start
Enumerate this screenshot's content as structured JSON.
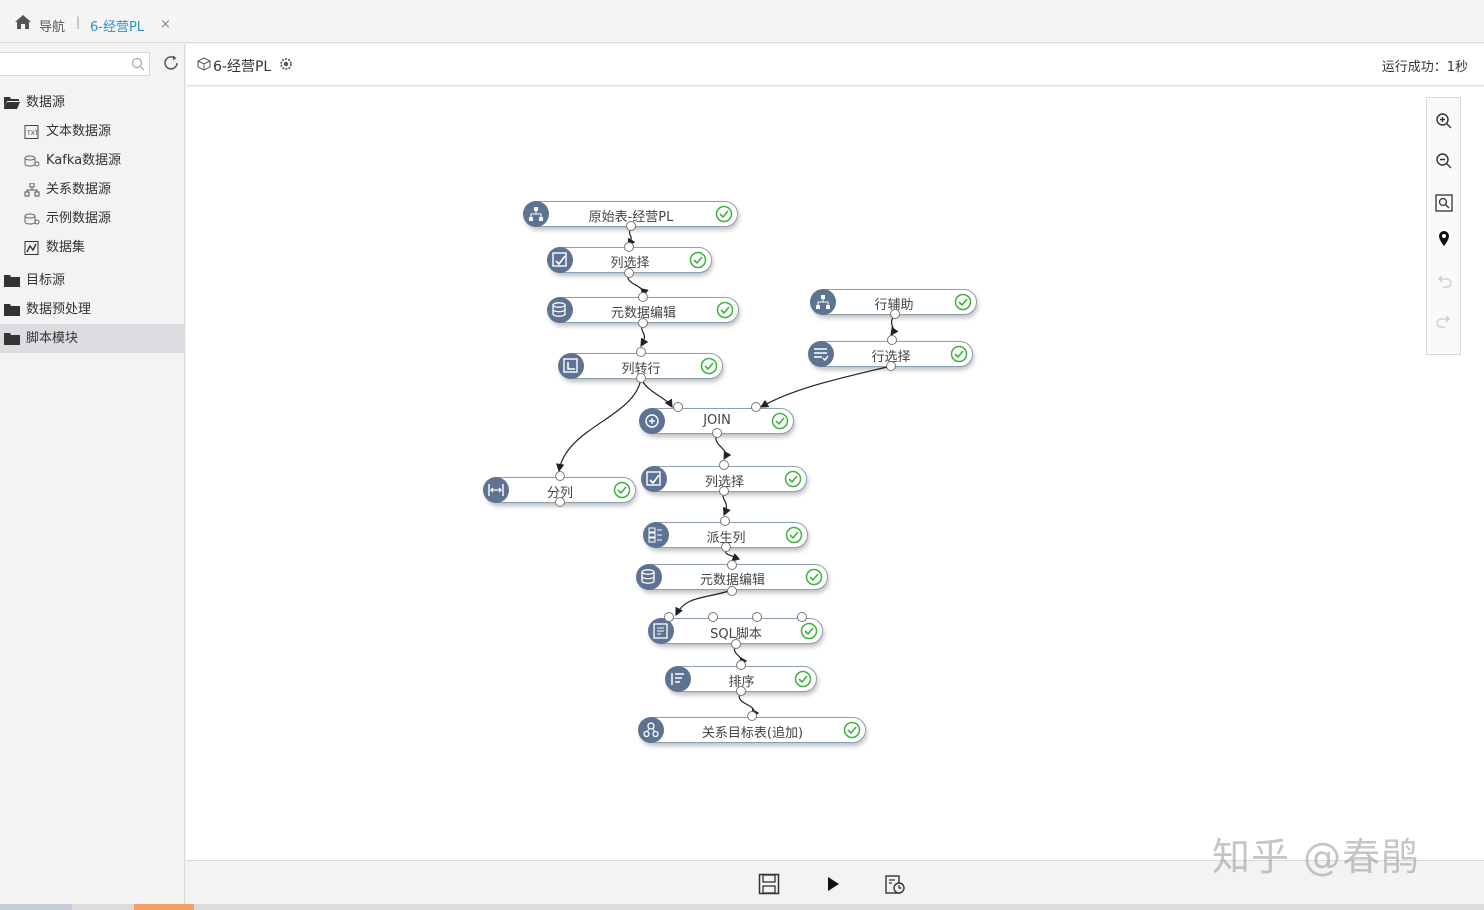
{
  "topbar": {
    "nav_label": "导航",
    "separator": "|",
    "active_tab": "6-经营PL",
    "close_glyph": "×"
  },
  "sidebar": {
    "search_placeholder": "",
    "tree": [
      {
        "label": "数据源",
        "type": "folder",
        "icon": "folder-open-icon"
      },
      {
        "label": "文本数据源",
        "type": "child",
        "icon": "text-file-icon"
      },
      {
        "label": "Kafka数据源",
        "type": "child",
        "icon": "kafka-icon"
      },
      {
        "label": "关系数据源",
        "type": "child",
        "icon": "relational-db-icon"
      },
      {
        "label": "示例数据源",
        "type": "child",
        "icon": "sample-db-icon"
      },
      {
        "label": "数据集",
        "type": "child",
        "icon": "dataset-icon"
      },
      {
        "label": "目标源",
        "type": "folder",
        "icon": "folder-icon"
      },
      {
        "label": "数据预处理",
        "type": "folder",
        "icon": "folder-icon"
      },
      {
        "label": "脚本模块",
        "type": "folder",
        "icon": "folder-icon",
        "selected": true
      }
    ]
  },
  "header": {
    "flow_title": "6-经营PL",
    "status_text": "运行成功：1秒"
  },
  "nodes": {
    "n1": "原始表-经营PL",
    "n2": "列选择",
    "n3": "元数据编辑",
    "n4": "列转行",
    "n5": "行辅助",
    "n6": "行选择",
    "n7": "JOIN",
    "n8": "分列",
    "n9": "列选择",
    "n10": "派生列",
    "n11": "元数据编辑",
    "n12": "SQL脚本",
    "n13": "排序",
    "n14": "关系目标表(追加)"
  },
  "node_status": "success",
  "colors": {
    "accent": "#2f8fc9",
    "node_icon_bg": "#5d7391",
    "success": "#3cb43c"
  },
  "zoom_tools": [
    "zoom-in-icon",
    "zoom-out-icon",
    "fit-view-icon",
    "locate-pin-icon",
    "undo-icon",
    "redo-icon"
  ],
  "bottom_tools": [
    "save-icon",
    "run-icon",
    "schedule-icon"
  ],
  "watermark": "知乎 @春鹃"
}
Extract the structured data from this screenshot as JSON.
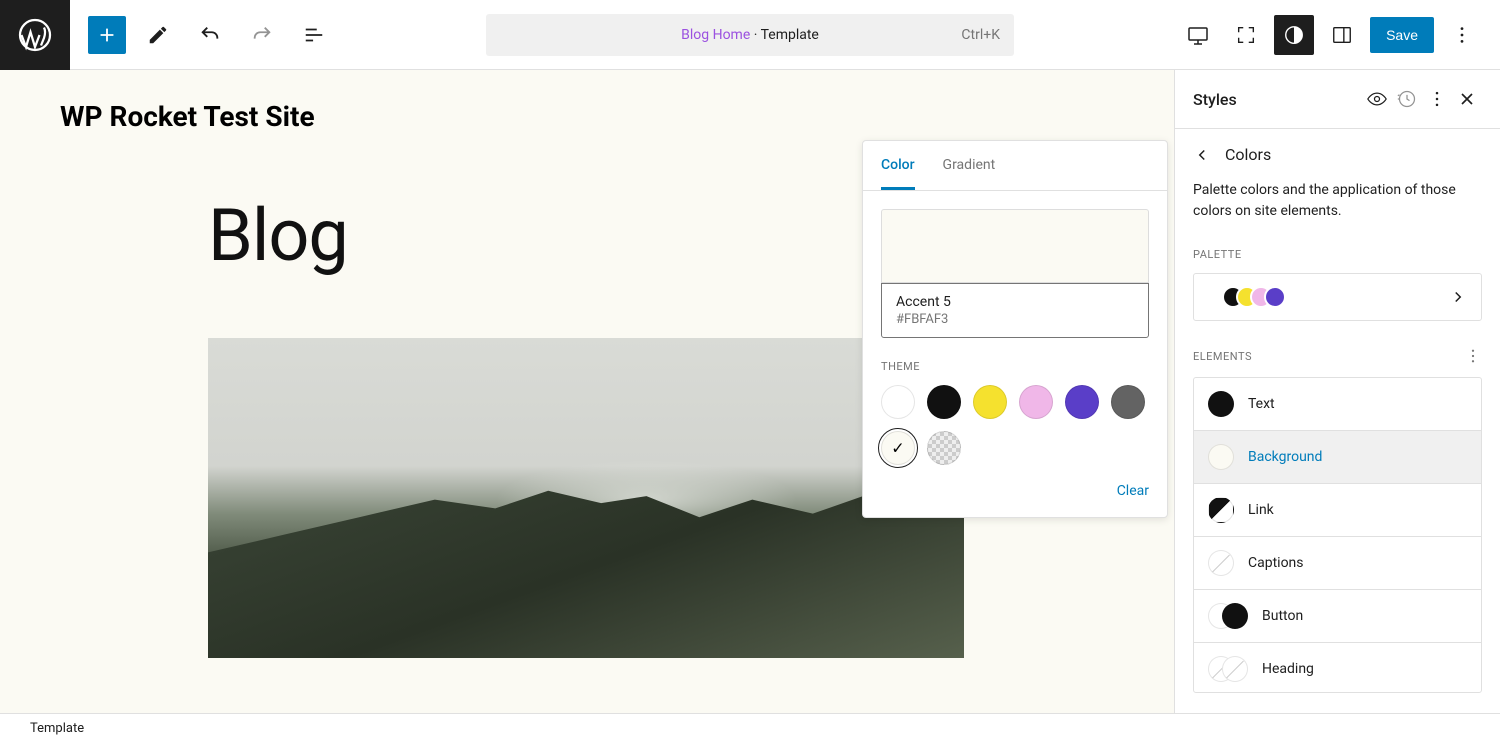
{
  "topbar": {
    "center_link": "Blog Home",
    "center_suffix": " · Template",
    "shortcut": "Ctrl+K",
    "save_label": "Save"
  },
  "canvas": {
    "site_title": "WP Rocket Test Site",
    "heading": "Blog"
  },
  "color_popover": {
    "tabs": {
      "color": "Color",
      "gradient": "Gradient"
    },
    "active_tab": "color",
    "swatch": {
      "name": "Accent 5",
      "hex": "#FBFAF3",
      "color": "#FBFAF3"
    },
    "theme_label": "THEME",
    "theme_colors": [
      {
        "color": "#FFFFFF"
      },
      {
        "color": "#111111"
      },
      {
        "color": "#F5E12E"
      },
      {
        "color": "#F0B7E8"
      },
      {
        "color": "#5A3EC8"
      },
      {
        "color": "#636363"
      }
    ],
    "theme_row2": [
      {
        "color": "#FBFAF3",
        "selected": true
      },
      {
        "checker": true
      }
    ],
    "clear_label": "Clear"
  },
  "sidebar": {
    "title": "Styles",
    "crumb": "Colors",
    "description": "Palette colors and the application of those colors on site elements.",
    "palette_label": "PALETTE",
    "palette_colors": [
      "#FFFFFF",
      "#111111",
      "#F5E12E",
      "#F0B7E8",
      "#5A3EC8"
    ],
    "elements_label": "ELEMENTS",
    "elements": [
      {
        "label": "Text",
        "swatch": "single-black"
      },
      {
        "label": "Background",
        "swatch": "single-light",
        "selected": true
      },
      {
        "label": "Link",
        "swatch": "split"
      },
      {
        "label": "Captions",
        "swatch": "empty"
      },
      {
        "label": "Button",
        "swatch": "pair"
      },
      {
        "label": "Heading",
        "swatch": "pair-empty"
      }
    ]
  },
  "footer": {
    "breadcrumb": "Template"
  }
}
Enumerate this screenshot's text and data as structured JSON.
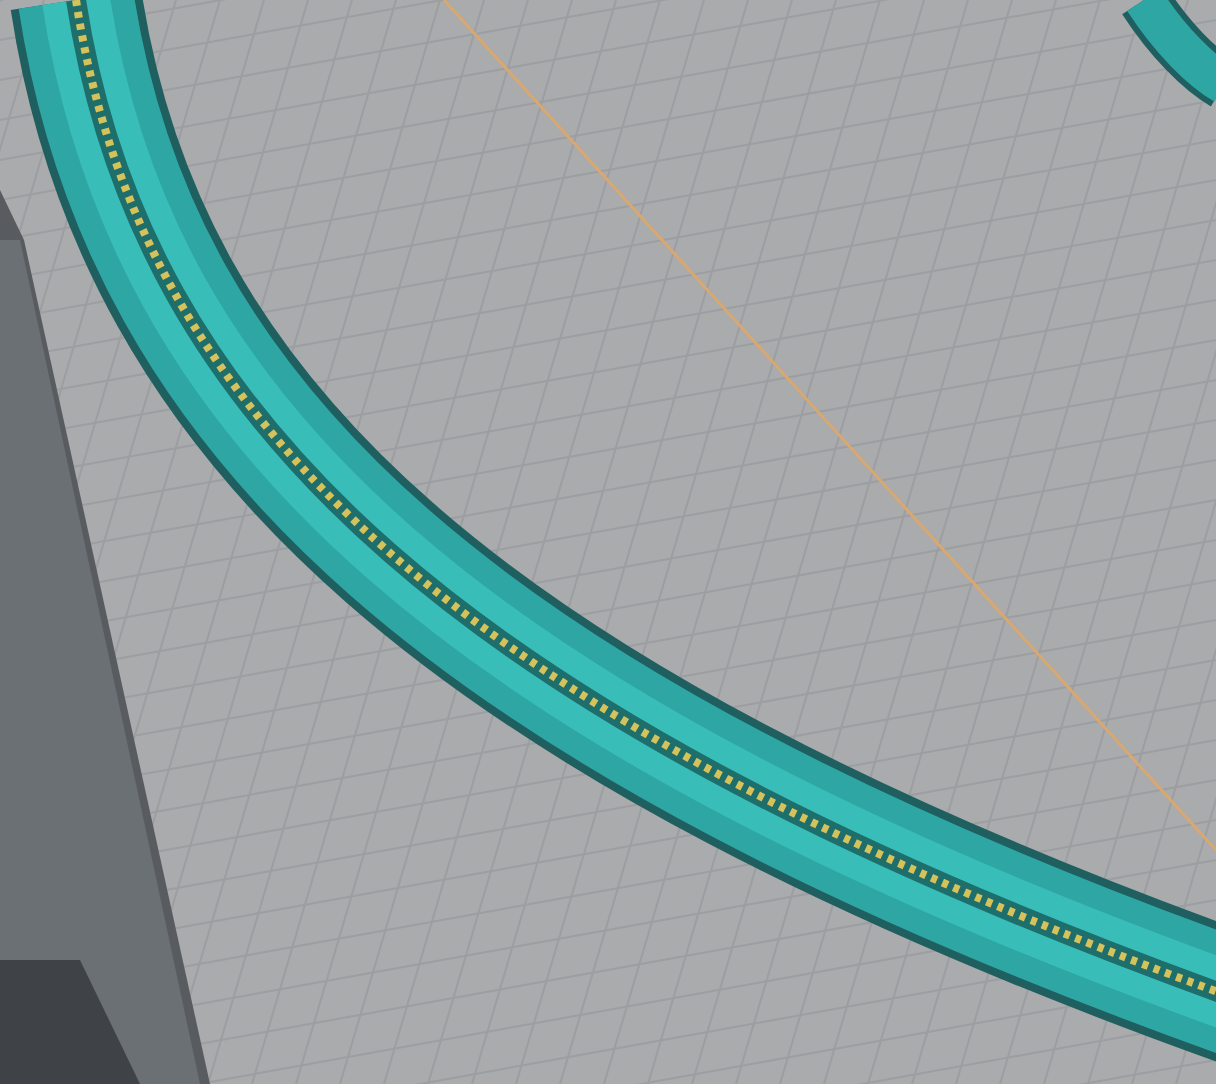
{
  "viewport": {
    "kind": "layer-preview"
  }
}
end
Every entry above should be duplicated exactly. Do not include the images.

Enumerate this screenshot's content as structured JSON.
{
  "topbar": {
    "nav_label": "导航",
    "separator": "|",
    "active_tab": "6-经营PL",
    "close_glyph": "×"
  },
  "sidebar": {
    "search_placeholder": "",
    "tree": [
      {
        "label": "数据源",
        "type": "folder",
        "icon": "folder-open-icon"
      },
      {
        "label": "文本数据源",
        "type": "child",
        "icon": "text-file-icon"
      },
      {
        "label": "Kafka数据源",
        "type": "child",
        "icon": "kafka-icon"
      },
      {
        "label": "关系数据源",
        "type": "child",
        "icon": "relational-db-icon"
      },
      {
        "label": "示例数据源",
        "type": "child",
        "icon": "sample-db-icon"
      },
      {
        "label": "数据集",
        "type": "child",
        "icon": "dataset-icon"
      },
      {
        "label": "目标源",
        "type": "folder",
        "icon": "folder-icon"
      },
      {
        "label": "数据预处理",
        "type": "folder",
        "icon": "folder-icon"
      },
      {
        "label": "脚本模块",
        "type": "folder",
        "icon": "folder-icon",
        "selected": true
      }
    ]
  },
  "header": {
    "flow_title": "6-经营PL",
    "status_text": "运行成功：1秒"
  },
  "nodes": {
    "n1": "原始表-经营PL",
    "n2": "列选择",
    "n3": "元数据编辑",
    "n4": "列转行",
    "n5": "行辅助",
    "n6": "行选择",
    "n7": "JOIN",
    "n8": "分列",
    "n9": "列选择",
    "n10": "派生列",
    "n11": "元数据编辑",
    "n12": "SQL脚本",
    "n13": "排序",
    "n14": "关系目标表(追加)"
  },
  "node_status": "success",
  "colors": {
    "accent": "#2f8fc9",
    "node_icon_bg": "#5d7391",
    "success": "#3cb43c"
  },
  "zoom_tools": [
    "zoom-in-icon",
    "zoom-out-icon",
    "fit-view-icon",
    "locate-pin-icon",
    "undo-icon",
    "redo-icon"
  ],
  "bottom_tools": [
    "save-icon",
    "run-icon",
    "schedule-icon"
  ],
  "watermark": "知乎 @春鹃"
}
Extract the structured data from this screenshot as JSON.
{
  "topbar": {
    "center_link": "Blog Home",
    "center_suffix": " · Template",
    "shortcut": "Ctrl+K",
    "save_label": "Save"
  },
  "canvas": {
    "site_title": "WP Rocket Test Site",
    "heading": "Blog"
  },
  "color_popover": {
    "tabs": {
      "color": "Color",
      "gradient": "Gradient"
    },
    "active_tab": "color",
    "swatch": {
      "name": "Accent 5",
      "hex": "#FBFAF3",
      "color": "#FBFAF3"
    },
    "theme_label": "THEME",
    "theme_colors": [
      {
        "color": "#FFFFFF"
      },
      {
        "color": "#111111"
      },
      {
        "color": "#F5E12E"
      },
      {
        "color": "#F0B7E8"
      },
      {
        "color": "#5A3EC8"
      },
      {
        "color": "#636363"
      }
    ],
    "theme_row2": [
      {
        "color": "#FBFAF3",
        "selected": true
      },
      {
        "checker": true
      }
    ],
    "clear_label": "Clear"
  },
  "sidebar": {
    "title": "Styles",
    "crumb": "Colors",
    "description": "Palette colors and the application of those colors on site elements.",
    "palette_label": "PALETTE",
    "palette_colors": [
      "#FFFFFF",
      "#111111",
      "#F5E12E",
      "#F0B7E8",
      "#5A3EC8"
    ],
    "elements_label": "ELEMENTS",
    "elements": [
      {
        "label": "Text",
        "swatch": "single-black"
      },
      {
        "label": "Background",
        "swatch": "single-light",
        "selected": true
      },
      {
        "label": "Link",
        "swatch": "split"
      },
      {
        "label": "Captions",
        "swatch": "empty"
      },
      {
        "label": "Button",
        "swatch": "pair"
      },
      {
        "label": "Heading",
        "swatch": "pair-empty"
      }
    ]
  },
  "footer": {
    "breadcrumb": "Template"
  }
}
Enumerate this screenshot's text and data as structured JSON.
{
  "viewport": {
    "kind": "layer-preview"
  }
}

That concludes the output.